===== The input =====
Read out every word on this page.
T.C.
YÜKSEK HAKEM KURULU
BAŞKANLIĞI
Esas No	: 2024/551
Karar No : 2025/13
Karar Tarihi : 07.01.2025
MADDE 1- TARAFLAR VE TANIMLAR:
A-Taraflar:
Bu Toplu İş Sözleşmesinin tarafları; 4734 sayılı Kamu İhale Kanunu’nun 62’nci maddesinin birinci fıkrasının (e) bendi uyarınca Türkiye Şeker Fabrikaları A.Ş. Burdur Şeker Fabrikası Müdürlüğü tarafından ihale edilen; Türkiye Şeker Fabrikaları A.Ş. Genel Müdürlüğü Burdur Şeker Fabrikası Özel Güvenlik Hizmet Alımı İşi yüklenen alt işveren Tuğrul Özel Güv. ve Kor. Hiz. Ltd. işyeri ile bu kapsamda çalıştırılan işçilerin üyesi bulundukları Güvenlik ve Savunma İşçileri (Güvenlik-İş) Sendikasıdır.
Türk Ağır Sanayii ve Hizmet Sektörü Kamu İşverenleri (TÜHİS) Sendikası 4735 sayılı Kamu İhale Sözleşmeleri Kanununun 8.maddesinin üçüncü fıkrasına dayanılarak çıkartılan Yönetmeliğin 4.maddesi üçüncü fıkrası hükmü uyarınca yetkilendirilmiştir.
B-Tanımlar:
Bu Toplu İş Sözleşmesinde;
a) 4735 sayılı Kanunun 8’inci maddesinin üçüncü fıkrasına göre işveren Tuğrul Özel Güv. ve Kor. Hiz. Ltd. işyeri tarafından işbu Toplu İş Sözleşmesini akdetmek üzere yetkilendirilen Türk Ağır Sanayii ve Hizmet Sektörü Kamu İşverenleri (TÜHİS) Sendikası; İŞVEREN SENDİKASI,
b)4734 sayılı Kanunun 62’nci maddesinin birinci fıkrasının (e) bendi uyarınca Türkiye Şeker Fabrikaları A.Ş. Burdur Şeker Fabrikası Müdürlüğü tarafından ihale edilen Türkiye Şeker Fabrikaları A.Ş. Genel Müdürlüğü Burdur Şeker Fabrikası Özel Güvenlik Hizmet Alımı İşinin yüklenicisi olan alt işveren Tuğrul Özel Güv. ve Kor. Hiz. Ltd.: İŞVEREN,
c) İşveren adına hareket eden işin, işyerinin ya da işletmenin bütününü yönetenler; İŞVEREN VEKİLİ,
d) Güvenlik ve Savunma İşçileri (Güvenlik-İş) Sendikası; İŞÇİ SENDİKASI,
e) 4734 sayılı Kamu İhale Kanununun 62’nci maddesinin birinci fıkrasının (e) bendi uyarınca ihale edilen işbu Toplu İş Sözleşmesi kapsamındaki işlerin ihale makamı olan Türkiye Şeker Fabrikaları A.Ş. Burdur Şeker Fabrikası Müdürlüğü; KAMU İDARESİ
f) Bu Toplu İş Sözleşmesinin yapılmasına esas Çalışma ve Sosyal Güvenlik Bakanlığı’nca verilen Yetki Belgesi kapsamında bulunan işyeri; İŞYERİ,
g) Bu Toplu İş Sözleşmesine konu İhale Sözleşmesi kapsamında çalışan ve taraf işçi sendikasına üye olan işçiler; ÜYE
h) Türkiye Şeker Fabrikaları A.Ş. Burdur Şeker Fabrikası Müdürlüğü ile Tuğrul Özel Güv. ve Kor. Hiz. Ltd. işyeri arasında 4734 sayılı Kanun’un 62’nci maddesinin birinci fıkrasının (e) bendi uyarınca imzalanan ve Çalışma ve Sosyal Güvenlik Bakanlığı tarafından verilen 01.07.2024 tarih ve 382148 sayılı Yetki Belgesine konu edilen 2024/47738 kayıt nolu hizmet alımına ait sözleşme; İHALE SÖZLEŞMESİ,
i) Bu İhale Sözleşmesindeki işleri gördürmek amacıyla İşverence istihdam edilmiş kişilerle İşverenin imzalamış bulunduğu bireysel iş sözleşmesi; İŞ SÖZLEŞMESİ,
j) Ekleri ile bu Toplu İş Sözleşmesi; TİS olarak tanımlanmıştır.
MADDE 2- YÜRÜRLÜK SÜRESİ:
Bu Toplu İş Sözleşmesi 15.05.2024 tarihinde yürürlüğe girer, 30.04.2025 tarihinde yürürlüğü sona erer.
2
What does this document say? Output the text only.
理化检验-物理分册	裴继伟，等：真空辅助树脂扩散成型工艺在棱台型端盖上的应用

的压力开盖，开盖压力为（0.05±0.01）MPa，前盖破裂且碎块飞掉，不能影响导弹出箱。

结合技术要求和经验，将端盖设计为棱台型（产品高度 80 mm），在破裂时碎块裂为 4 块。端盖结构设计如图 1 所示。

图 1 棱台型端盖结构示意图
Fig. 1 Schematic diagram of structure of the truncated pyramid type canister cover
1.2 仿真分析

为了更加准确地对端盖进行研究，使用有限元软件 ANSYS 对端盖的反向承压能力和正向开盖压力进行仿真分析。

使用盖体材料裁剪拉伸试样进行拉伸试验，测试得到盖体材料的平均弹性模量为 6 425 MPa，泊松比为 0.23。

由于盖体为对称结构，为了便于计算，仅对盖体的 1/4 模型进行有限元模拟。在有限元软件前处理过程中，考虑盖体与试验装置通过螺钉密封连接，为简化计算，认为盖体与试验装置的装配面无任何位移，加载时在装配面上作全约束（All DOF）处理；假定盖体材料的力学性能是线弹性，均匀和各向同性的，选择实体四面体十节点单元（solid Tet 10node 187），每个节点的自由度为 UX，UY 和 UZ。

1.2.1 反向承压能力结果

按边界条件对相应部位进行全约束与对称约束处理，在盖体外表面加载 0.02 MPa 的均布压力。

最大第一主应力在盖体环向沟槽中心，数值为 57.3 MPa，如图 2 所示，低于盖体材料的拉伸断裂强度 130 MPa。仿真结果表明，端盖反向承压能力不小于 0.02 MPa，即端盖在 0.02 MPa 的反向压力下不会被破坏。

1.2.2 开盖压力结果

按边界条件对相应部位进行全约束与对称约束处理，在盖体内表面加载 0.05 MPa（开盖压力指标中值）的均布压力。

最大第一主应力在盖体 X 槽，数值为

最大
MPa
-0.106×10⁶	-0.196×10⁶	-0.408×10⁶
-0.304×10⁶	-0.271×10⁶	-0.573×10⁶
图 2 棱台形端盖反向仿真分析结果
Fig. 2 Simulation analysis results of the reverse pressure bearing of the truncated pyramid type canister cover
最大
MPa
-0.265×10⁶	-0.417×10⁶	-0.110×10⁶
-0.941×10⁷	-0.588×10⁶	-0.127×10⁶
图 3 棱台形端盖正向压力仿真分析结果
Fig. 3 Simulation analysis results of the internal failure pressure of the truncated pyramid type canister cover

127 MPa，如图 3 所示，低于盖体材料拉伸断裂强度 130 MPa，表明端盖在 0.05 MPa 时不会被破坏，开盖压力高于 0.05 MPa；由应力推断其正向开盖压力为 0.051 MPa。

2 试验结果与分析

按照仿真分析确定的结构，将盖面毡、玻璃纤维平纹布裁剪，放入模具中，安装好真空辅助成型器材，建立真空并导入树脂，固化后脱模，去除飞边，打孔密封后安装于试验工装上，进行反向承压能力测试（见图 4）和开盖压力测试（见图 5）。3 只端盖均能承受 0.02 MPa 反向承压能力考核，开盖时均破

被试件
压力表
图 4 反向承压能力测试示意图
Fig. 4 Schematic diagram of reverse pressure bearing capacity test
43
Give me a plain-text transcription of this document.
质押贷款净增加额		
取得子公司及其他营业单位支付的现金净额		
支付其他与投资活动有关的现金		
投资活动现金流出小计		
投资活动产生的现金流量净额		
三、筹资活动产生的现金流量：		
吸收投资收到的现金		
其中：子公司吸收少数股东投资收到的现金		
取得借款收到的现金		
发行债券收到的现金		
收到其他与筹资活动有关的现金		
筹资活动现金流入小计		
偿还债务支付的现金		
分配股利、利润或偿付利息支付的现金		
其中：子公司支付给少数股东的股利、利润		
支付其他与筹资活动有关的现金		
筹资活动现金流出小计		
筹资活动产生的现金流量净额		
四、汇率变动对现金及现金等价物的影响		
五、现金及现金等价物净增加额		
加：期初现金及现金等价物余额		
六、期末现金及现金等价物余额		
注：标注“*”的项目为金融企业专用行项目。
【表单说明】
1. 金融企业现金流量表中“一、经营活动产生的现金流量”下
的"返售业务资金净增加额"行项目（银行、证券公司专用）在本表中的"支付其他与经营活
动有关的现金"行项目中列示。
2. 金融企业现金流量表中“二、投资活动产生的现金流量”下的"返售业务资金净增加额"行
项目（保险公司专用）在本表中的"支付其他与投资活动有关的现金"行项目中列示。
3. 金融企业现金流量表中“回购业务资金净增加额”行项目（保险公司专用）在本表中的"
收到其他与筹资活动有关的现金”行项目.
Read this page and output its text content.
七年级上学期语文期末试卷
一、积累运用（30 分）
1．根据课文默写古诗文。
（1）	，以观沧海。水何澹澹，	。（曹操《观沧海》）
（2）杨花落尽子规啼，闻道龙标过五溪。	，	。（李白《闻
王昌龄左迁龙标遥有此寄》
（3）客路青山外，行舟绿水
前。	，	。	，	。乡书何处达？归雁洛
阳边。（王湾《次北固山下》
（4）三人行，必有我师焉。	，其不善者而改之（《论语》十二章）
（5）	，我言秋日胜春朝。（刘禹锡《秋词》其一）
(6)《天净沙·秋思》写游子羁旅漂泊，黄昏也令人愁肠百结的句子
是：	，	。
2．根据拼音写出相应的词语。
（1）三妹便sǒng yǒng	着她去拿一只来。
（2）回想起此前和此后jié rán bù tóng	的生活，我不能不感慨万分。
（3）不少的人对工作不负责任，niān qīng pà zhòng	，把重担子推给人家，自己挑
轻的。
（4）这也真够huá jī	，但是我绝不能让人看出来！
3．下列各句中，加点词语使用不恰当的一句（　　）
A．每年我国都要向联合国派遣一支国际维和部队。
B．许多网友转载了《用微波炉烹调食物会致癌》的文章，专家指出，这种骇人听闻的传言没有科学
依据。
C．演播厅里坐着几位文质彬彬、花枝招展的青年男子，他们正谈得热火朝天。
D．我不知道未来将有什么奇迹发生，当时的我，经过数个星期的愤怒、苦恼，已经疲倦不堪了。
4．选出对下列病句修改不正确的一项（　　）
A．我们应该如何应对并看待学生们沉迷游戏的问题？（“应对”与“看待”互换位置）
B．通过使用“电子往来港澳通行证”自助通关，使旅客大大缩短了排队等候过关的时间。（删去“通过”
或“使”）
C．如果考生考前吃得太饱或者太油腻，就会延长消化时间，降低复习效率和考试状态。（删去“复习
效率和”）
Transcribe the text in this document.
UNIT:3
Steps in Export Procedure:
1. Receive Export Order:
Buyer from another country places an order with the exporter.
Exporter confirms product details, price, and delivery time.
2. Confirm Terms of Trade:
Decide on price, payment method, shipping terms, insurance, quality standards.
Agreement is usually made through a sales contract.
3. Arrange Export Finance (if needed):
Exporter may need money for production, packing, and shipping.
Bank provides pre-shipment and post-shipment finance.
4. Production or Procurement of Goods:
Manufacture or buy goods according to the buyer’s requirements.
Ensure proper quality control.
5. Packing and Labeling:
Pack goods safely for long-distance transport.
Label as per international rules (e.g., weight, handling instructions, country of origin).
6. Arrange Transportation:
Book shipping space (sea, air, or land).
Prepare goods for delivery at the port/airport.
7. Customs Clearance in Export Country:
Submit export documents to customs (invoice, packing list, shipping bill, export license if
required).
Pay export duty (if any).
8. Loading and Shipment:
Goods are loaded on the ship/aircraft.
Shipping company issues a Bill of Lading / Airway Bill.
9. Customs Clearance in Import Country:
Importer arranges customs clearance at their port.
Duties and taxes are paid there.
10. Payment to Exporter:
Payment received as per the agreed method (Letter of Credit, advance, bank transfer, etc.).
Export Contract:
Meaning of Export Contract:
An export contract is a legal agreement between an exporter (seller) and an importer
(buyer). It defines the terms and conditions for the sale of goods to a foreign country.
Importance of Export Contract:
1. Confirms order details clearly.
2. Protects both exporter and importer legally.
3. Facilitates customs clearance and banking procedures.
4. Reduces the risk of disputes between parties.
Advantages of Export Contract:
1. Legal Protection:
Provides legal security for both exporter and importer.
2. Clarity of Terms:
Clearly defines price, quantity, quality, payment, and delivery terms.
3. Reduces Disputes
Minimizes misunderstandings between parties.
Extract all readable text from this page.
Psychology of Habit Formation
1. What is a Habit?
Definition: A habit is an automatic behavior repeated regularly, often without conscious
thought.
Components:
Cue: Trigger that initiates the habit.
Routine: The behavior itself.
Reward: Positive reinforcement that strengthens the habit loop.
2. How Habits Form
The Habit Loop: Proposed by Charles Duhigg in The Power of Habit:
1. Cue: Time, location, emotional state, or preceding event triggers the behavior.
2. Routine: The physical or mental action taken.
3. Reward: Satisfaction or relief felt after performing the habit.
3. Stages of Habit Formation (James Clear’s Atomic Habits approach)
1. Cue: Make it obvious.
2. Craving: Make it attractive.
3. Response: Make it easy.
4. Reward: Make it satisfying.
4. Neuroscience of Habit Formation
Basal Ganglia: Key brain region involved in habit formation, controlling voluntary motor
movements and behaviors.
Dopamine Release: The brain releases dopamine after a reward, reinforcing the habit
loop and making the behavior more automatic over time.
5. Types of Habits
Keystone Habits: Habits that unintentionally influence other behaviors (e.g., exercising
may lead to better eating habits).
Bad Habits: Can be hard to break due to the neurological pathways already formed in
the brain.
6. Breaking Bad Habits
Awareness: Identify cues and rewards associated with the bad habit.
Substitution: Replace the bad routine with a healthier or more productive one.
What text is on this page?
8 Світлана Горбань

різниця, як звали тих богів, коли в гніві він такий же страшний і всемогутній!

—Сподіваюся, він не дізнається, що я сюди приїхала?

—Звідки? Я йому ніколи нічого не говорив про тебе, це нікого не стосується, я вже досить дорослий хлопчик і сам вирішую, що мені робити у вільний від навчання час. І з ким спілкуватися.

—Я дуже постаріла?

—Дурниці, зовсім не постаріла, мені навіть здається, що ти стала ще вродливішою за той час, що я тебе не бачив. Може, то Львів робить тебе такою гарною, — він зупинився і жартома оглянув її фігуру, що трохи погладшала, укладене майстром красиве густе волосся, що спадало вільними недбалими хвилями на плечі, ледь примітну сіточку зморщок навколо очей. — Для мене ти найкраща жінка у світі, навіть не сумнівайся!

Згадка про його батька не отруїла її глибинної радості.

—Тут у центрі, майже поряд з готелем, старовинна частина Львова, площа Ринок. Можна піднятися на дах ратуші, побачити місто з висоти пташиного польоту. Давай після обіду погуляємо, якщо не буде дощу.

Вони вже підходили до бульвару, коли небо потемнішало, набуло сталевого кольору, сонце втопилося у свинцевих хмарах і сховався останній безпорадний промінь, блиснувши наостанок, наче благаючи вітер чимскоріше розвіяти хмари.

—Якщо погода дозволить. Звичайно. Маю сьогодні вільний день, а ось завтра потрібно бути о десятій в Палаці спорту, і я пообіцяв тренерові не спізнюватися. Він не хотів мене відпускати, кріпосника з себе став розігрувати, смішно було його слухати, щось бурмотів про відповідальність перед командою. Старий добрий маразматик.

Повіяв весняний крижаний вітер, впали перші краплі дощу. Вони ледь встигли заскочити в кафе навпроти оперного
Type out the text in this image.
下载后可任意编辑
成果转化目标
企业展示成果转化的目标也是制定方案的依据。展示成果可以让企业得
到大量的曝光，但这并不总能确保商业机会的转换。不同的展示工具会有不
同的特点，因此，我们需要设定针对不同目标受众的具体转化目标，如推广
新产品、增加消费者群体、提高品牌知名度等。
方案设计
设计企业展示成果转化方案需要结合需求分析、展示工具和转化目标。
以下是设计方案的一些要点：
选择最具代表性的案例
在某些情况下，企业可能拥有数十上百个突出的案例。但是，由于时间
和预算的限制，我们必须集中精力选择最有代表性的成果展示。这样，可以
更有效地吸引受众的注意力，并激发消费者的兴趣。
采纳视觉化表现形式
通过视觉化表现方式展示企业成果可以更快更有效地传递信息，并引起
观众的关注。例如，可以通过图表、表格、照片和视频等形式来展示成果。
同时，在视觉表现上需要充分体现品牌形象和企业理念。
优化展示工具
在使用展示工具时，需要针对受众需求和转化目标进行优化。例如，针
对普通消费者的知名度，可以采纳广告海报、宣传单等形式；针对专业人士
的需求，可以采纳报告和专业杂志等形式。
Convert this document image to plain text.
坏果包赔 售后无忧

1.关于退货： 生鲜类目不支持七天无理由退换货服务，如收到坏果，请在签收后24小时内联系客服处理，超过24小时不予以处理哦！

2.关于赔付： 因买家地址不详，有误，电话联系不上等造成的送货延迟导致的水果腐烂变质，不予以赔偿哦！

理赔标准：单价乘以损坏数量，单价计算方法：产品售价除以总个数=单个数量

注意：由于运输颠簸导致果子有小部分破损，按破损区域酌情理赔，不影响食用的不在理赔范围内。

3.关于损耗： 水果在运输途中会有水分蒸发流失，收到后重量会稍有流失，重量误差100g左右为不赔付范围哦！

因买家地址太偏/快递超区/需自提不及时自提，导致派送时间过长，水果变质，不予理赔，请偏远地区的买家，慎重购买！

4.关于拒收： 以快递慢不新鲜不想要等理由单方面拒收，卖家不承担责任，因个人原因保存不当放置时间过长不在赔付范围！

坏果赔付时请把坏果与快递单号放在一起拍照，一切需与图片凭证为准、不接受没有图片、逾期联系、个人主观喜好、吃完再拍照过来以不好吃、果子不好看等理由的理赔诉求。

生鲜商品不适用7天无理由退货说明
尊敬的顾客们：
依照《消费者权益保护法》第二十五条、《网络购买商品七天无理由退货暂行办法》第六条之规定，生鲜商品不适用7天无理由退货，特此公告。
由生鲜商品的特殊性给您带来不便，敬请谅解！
=====
Written task ▸
Copy out every line in the listing where the word "pressure" appears.

Result ▸
Fig. 2 Simulation analysis results of the reverse pressure bearing of the truncated pyramid type canister cover
Fig. 3 Simulation analysis results of the internal failure pressure of the truncated pyramid type canister cover
Fig. 4 Schematic diagram of reverse pressure bearing capacity test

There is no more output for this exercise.